**WRITTEN REQUEST:** All the entries need to be quoted exactly, apart from the pictures, which you should drop.

**MATERIAL SHOWN:**
------
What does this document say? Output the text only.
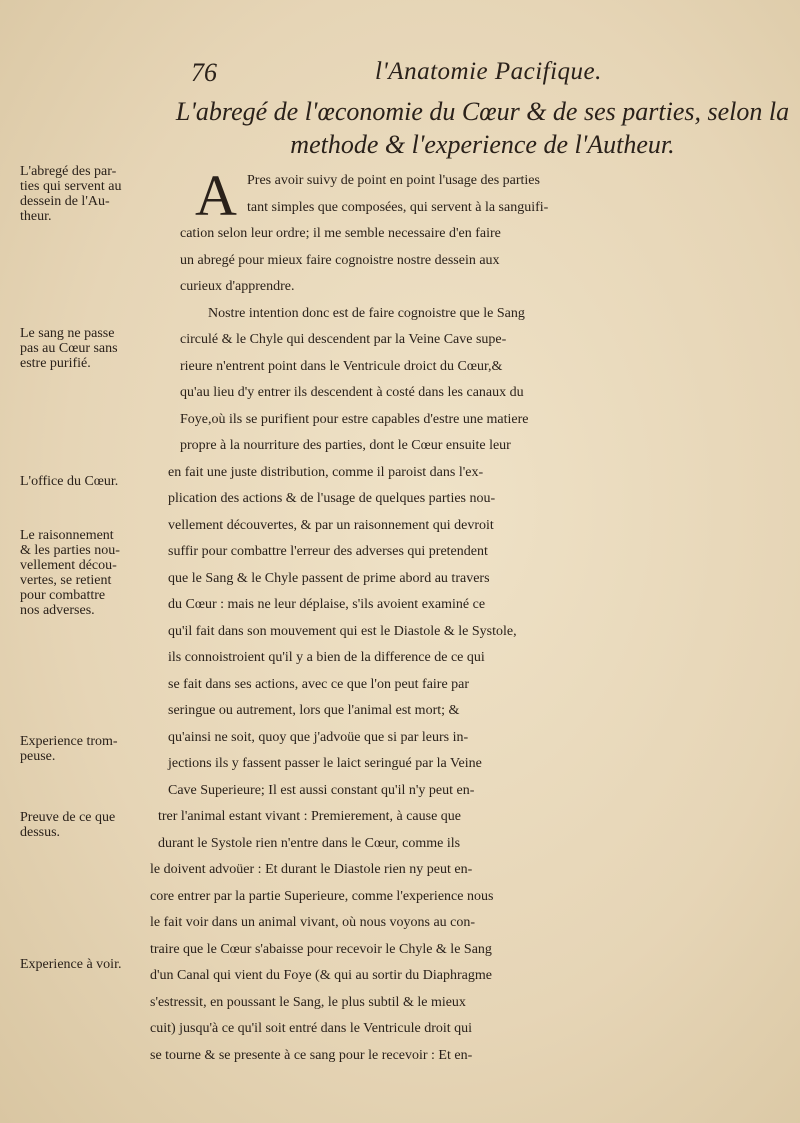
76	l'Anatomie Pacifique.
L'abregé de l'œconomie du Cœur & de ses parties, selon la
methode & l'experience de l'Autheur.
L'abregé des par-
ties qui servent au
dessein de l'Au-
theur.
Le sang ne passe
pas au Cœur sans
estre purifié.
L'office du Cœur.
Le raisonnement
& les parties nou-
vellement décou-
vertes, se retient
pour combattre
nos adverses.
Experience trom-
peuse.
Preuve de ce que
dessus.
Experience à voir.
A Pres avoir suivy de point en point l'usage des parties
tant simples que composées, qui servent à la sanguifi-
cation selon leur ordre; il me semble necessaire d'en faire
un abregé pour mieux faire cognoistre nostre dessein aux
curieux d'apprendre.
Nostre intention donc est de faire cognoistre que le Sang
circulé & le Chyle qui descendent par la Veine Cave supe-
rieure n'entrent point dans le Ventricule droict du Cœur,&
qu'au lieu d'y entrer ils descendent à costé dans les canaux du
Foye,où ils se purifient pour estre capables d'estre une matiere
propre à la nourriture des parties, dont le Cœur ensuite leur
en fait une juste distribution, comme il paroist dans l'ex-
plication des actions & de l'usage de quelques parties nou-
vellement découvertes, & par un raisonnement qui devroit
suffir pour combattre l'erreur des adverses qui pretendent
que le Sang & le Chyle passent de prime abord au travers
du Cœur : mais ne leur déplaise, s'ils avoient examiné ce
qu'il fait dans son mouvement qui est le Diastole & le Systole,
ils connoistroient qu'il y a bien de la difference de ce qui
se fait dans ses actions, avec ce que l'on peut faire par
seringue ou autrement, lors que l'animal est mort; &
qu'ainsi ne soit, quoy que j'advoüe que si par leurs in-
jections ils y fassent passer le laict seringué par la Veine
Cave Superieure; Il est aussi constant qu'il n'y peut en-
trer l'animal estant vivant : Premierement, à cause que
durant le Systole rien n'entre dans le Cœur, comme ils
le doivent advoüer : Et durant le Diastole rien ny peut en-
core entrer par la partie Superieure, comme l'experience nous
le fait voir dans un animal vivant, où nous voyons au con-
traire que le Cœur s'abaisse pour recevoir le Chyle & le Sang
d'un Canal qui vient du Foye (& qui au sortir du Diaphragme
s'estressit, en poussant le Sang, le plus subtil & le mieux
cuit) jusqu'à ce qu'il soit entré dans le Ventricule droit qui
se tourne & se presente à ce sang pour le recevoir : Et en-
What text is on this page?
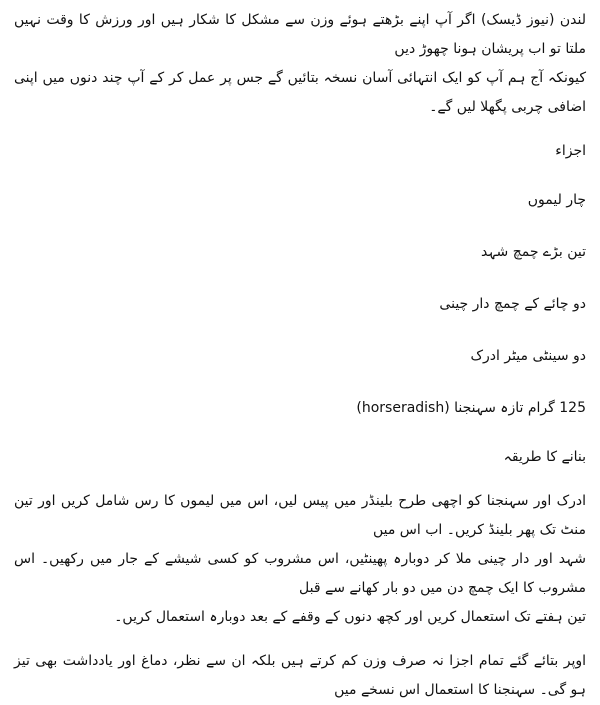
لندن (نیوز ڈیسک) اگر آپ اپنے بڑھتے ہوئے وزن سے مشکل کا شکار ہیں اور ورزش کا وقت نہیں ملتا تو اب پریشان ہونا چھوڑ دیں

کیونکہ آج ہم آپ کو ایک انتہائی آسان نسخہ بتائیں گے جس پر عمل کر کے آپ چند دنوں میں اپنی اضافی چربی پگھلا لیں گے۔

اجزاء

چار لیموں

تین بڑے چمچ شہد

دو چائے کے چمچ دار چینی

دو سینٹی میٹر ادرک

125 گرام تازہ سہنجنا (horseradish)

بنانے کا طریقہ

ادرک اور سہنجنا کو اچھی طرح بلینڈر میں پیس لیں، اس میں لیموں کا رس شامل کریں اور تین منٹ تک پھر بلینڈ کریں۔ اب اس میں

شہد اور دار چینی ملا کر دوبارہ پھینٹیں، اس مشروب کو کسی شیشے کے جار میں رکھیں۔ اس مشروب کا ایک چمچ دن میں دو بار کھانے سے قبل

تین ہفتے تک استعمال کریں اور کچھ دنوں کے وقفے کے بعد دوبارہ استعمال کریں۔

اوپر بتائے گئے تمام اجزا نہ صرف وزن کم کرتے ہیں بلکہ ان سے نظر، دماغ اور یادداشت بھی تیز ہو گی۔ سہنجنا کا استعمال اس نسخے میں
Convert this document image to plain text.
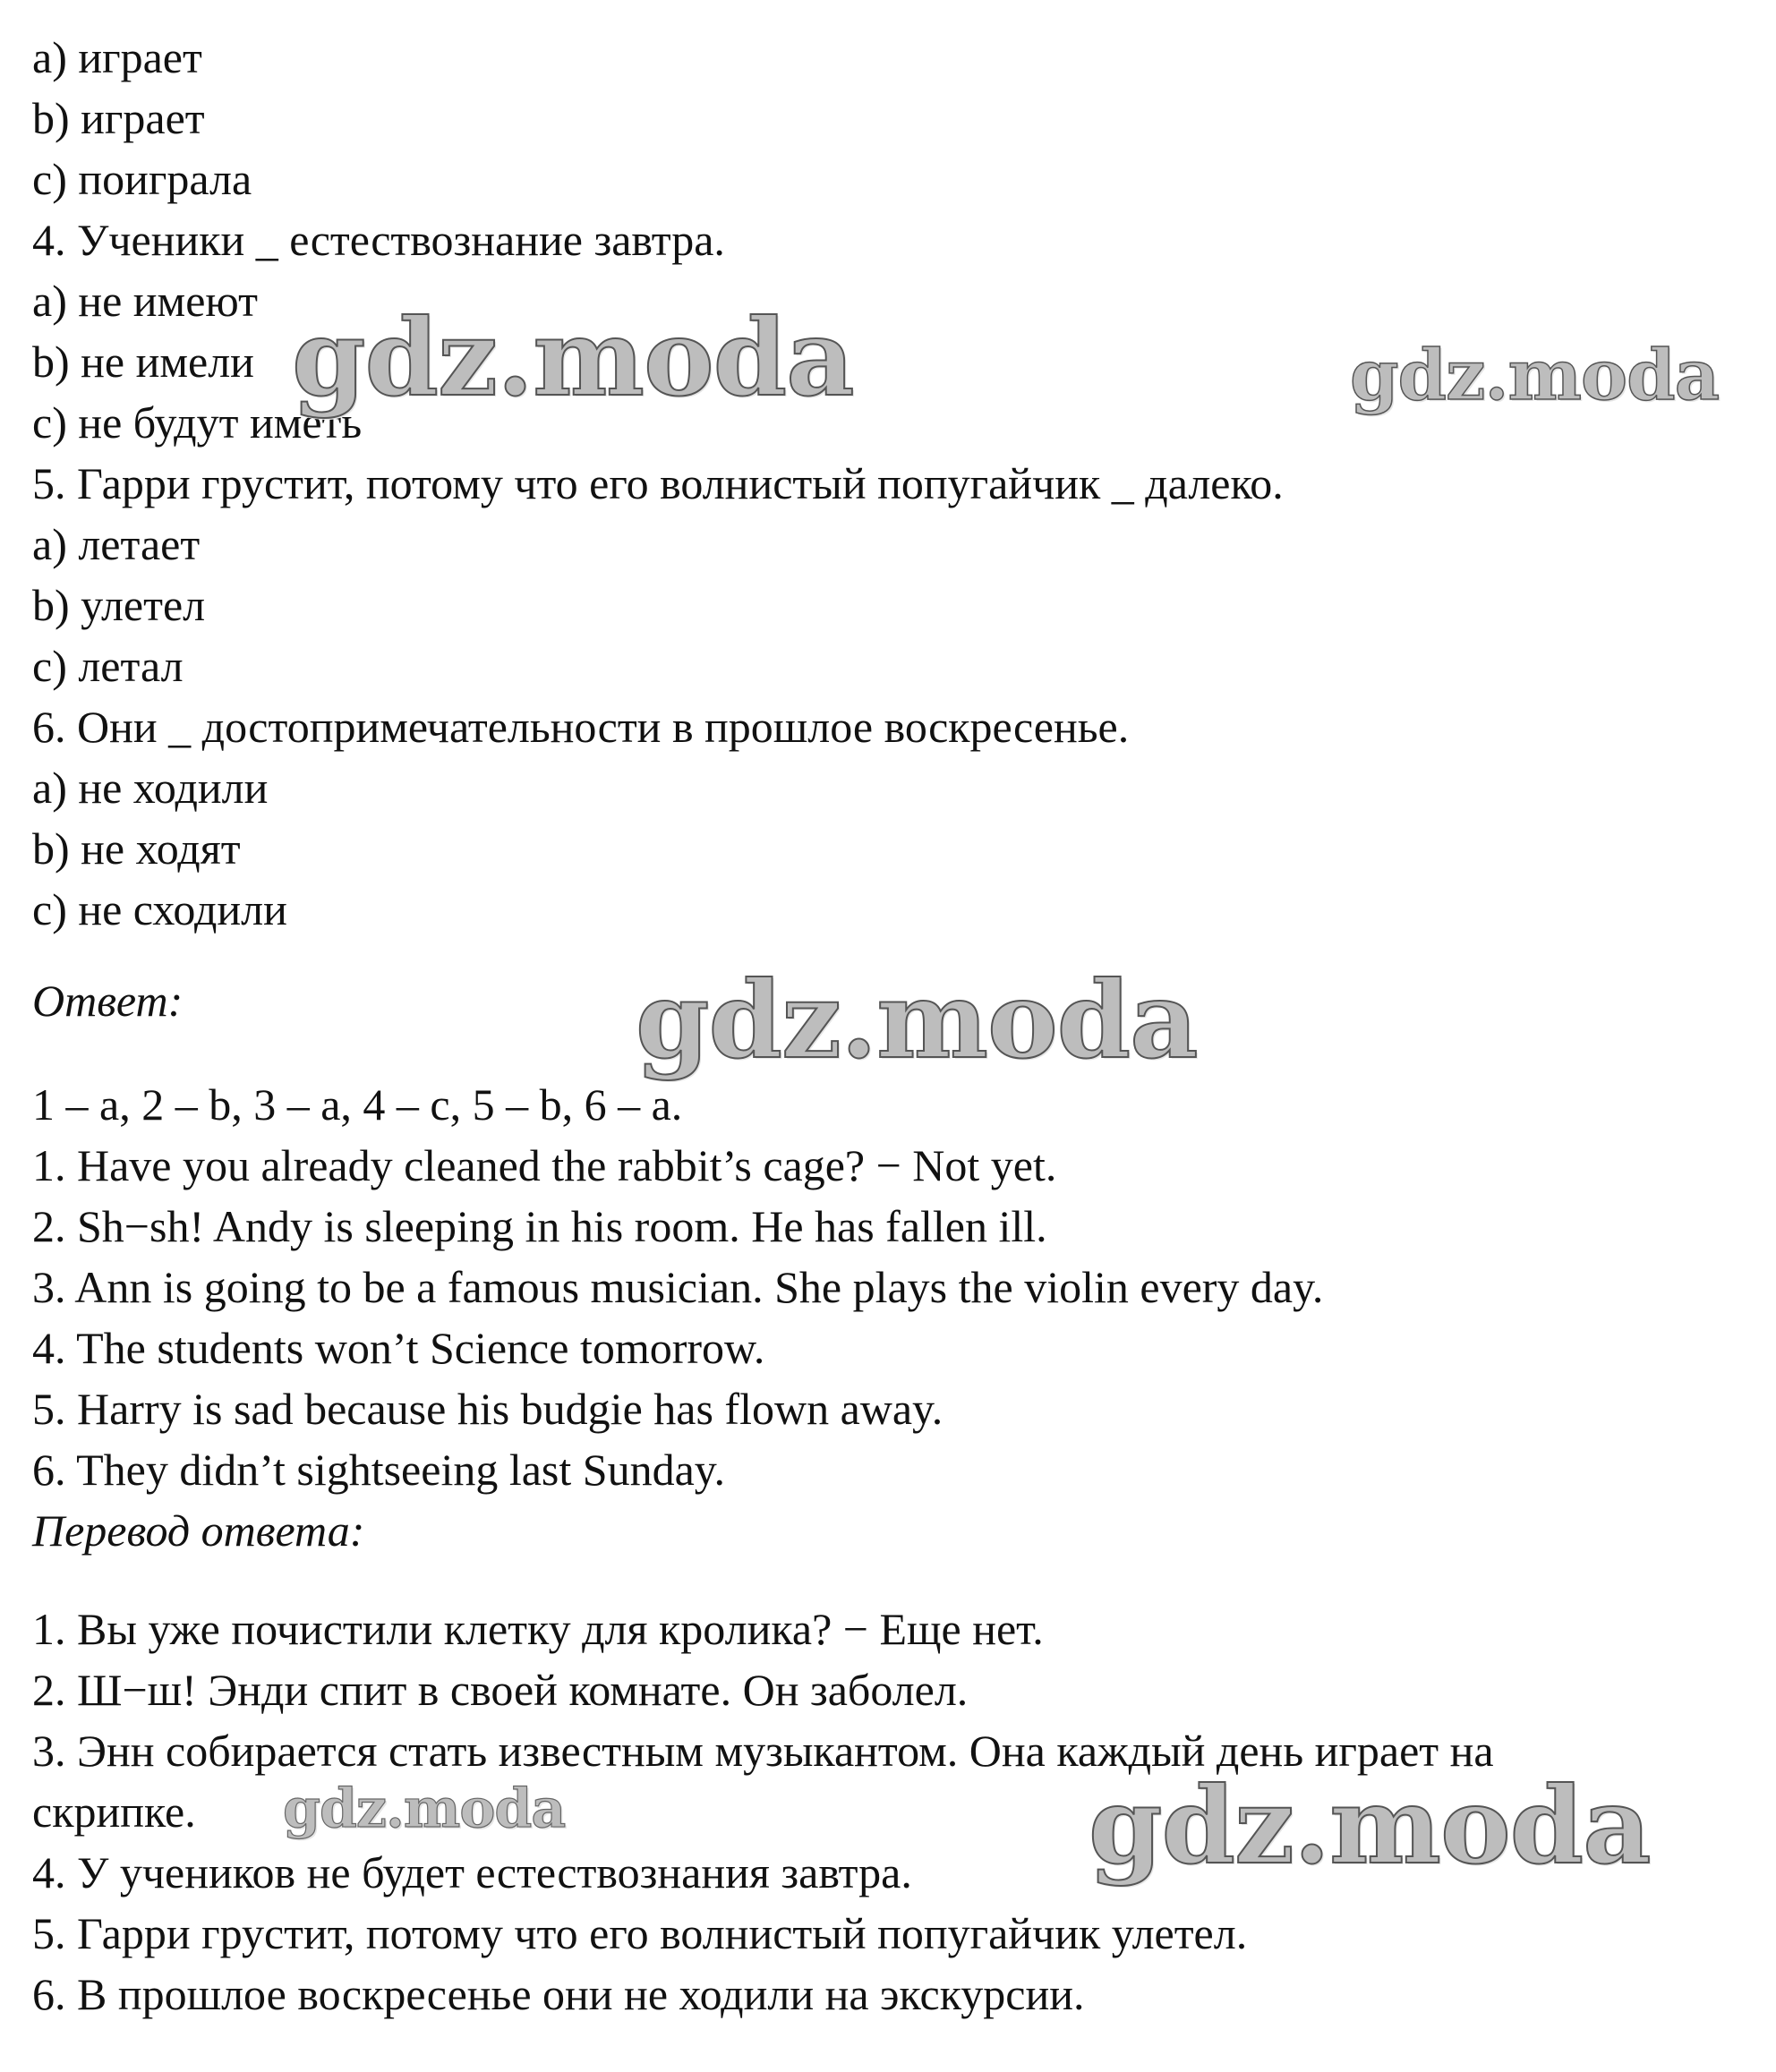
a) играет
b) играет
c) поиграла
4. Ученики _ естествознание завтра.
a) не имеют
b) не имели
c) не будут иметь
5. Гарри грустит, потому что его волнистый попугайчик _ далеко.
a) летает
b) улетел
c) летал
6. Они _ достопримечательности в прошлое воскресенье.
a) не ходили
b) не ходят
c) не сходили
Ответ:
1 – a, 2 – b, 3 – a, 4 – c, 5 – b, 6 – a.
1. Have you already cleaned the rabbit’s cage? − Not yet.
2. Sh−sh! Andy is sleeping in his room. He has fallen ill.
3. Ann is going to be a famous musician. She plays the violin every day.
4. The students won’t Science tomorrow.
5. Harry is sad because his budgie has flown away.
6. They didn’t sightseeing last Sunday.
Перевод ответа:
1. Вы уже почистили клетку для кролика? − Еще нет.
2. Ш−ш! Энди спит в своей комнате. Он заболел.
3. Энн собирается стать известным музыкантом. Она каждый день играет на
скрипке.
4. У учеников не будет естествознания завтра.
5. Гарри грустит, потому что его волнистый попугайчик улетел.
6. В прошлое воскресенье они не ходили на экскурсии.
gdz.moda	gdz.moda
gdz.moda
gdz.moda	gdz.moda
------
**CORRECT RESULT:**
What does this document say? Output the text only.
76	l'Anatomie Pacifique.
L'abregé de l'œconomie du Cœur & de ses parties, selon la
methode & l'experience de l'Autheur.
L'abregé des par-
ties qui servent au
dessein de l'Au-
theur.
Le sang ne passe
pas au Cœur sans
estre purifié.
L'office du Cœur.
Le raisonnement
& les parties nou-
vellement décou-
vertes, se retient
pour combattre
nos adverses.
Experience trom-
peuse.
Preuve de ce que
dessus.
Experience à voir.
A Pres avoir suivy de point en point l'usage des parties
tant simples que composées, qui servent à la sanguifi-
cation selon leur ordre; il me semble necessaire d'en faire
un abregé pour mieux faire cognoistre nostre dessein aux
curieux d'apprendre.
Nostre intention donc est de faire cognoistre que le Sang
circulé & le Chyle qui descendent par la Veine Cave supe-
rieure n'entrent point dans le Ventricule droict du Cœur,&
qu'au lieu d'y entrer ils descendent à costé dans les canaux du
Foye,où ils se purifient pour estre capables d'estre une matiere
propre à la nourriture des parties, dont le Cœur ensuite leur
en fait une juste distribution, comme il paroist dans l'ex-
plication des actions & de l'usage de quelques parties nou-
vellement découvertes, & par un raisonnement qui devroit
suffir pour combattre l'erreur des adverses qui pretendent
que le Sang & le Chyle passent de prime abord au travers
du Cœur : mais ne leur déplaise, s'ils avoient examiné ce
qu'il fait dans son mouvement qui est le Diastole & le Systole,
ils connoistroient qu'il y a bien de la difference de ce qui
se fait dans ses actions, avec ce que l'on peut faire par
seringue ou autrement, lors que l'animal est mort; &
qu'ainsi ne soit, quoy que j'advoüe que si par leurs in-
jections ils y fassent passer le laict seringué par la Veine
Cave Superieure; Il est aussi constant qu'il n'y peut en-
trer l'animal estant vivant : Premierement, à cause que
durant le Systole rien n'entre dans le Cœur, comme ils
le doivent advoüer : Et durant le Diastole rien ny peut en-
core entrer par la partie Superieure, comme l'experience nous
le fait voir dans un animal vivant, où nous voyons au con-
traire que le Cœur s'abaisse pour recevoir le Chyle & le Sang
d'un Canal qui vient du Foye (& qui au sortir du Diaphragme
s'estressit, en poussant le Sang, le plus subtil & le mieux
cuit) jusqu'à ce qu'il soit entré dans le Ventricule droit qui
se tourne & se presente à ce sang pour le recevoir : Et en-
What text is on this page?
لندن (نیوز ڈیسک) اگر آپ اپنے بڑھتے ہوئے وزن سے مشکل کا شکار ہیں اور ورزش کا وقت نہیں ملتا تو اب پریشان ہونا چھوڑ دیں

کیونکہ آج ہم آپ کو ایک انتہائی آسان نسخہ بتائیں گے جس پر عمل کر کے آپ چند دنوں میں اپنی اضافی چربی پگھلا لیں گے۔

اجزاء

چار لیموں

تین بڑے چمچ شہد

دو چائے کے چمچ دار چینی

دو سینٹی میٹر ادرک

125 گرام تازہ سہنجنا (horseradish)

بنانے کا طریقہ

ادرک اور سہنجنا کو اچھی طرح بلینڈر میں پیس لیں، اس میں لیموں کا رس شامل کریں اور تین منٹ تک پھر بلینڈ کریں۔ اب اس میں

شہد اور دار چینی ملا کر دوبارہ پھینٹیں، اس مشروب کو کسی شیشے کے جار میں رکھیں۔ اس مشروب کا ایک چمچ دن میں دو بار کھانے سے قبل

تین ہفتے تک استعمال کریں اور کچھ دنوں کے وقفے کے بعد دوبارہ استعمال کریں۔

اوپر بتائے گئے تمام اجزا نہ صرف وزن کم کرتے ہیں بلکہ ان سے نظر، دماغ اور یادداشت بھی تیز ہو گی۔ سہنجنا کا استعمال اس نسخے میں
Convert this document image to plain text.
a) играет
b) играет
c) поиграла
4. Ученики _ естествознание завтра.
a) не имеют
b) не имели
c) не будут иметь
5. Гарри грустит, потому что его волнистый попугайчик _ далеко.
a) летает
b) улетел
c) летал
6. Они _ достопримечательности в прошлое воскресенье.
a) не ходили
b) не ходят
c) не сходили
Ответ:
1 – a, 2 – b, 3 – a, 4 – c, 5 – b, 6 – a.
1. Have you already cleaned the rabbit’s cage? − Not yet.
2. Sh−sh! Andy is sleeping in his room. He has fallen ill.
3. Ann is going to be a famous musician. She plays the violin every day.
4. The students won’t Science tomorrow.
5. Harry is sad because his budgie has flown away.
6. They didn’t sightseeing last Sunday.
Перевод ответа:
1. Вы уже почистили клетку для кролика? − Еще нет.
2. Ш−ш! Энди спит в своей комнате. Он заболел.
3. Энн собирается стать известным музыкантом. Она каждый день играет на
скрипке.
4. У учеников не будет естествознания завтра.
5. Гарри грустит, потому что его волнистый попугайчик улетел.
6. В прошлое воскресенье они не ходили на экскурсии.
gdz.moda	gdz.moda
gdz.moda
gdz.moda	gdz.moda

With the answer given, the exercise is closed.